STATED PROBLEM: Find the lines that contain the word "chevron" and copy each one.

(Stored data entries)
+++
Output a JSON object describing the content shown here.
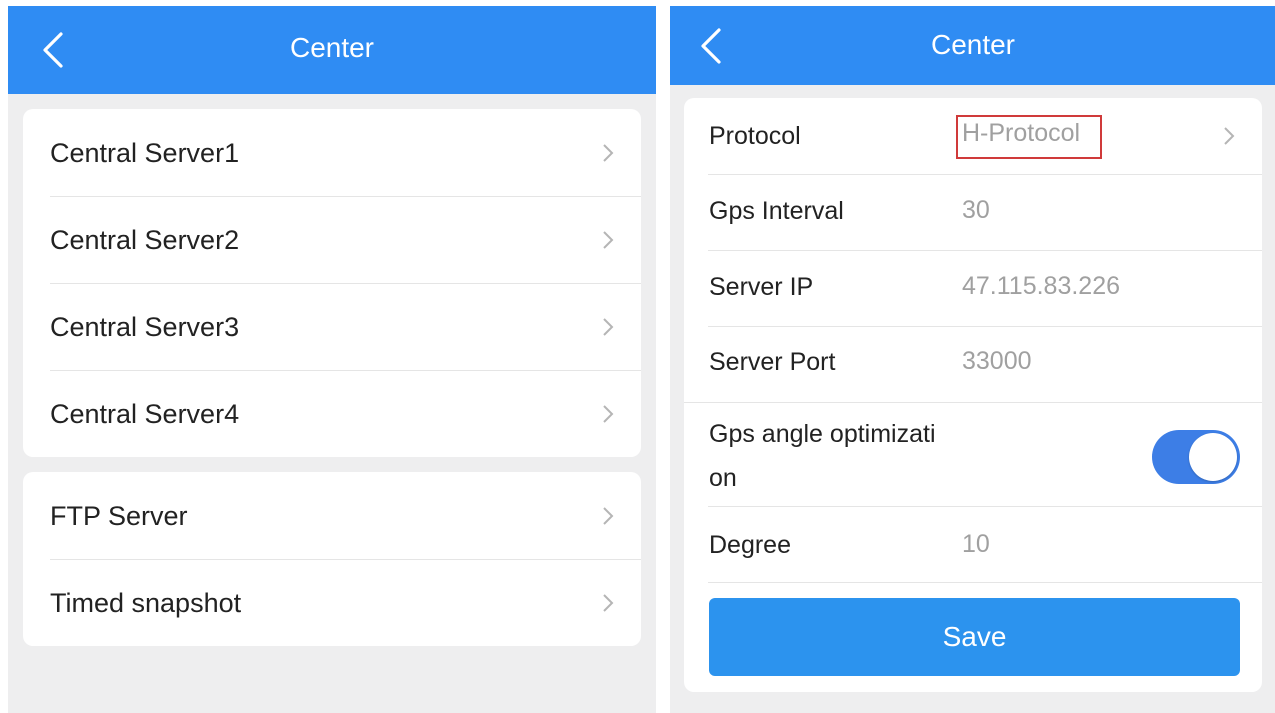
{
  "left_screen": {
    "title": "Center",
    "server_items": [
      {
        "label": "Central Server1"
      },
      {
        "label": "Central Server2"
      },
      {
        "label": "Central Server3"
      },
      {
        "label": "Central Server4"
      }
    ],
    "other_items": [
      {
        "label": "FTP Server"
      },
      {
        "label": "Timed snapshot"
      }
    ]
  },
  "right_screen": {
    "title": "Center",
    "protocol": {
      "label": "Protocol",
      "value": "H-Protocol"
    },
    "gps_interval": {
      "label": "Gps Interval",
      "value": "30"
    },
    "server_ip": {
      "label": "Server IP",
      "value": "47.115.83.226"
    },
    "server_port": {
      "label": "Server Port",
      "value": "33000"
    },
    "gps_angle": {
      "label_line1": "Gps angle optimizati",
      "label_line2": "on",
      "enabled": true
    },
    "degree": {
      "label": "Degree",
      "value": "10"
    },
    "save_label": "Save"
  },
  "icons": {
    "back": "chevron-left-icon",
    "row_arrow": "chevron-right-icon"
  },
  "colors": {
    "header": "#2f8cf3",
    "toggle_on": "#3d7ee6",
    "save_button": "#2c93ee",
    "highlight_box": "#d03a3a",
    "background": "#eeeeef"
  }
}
+++
RESPONSE BELOW:
    "back": "chevron-left-icon",
    "row_arrow": "chevron-right-icon"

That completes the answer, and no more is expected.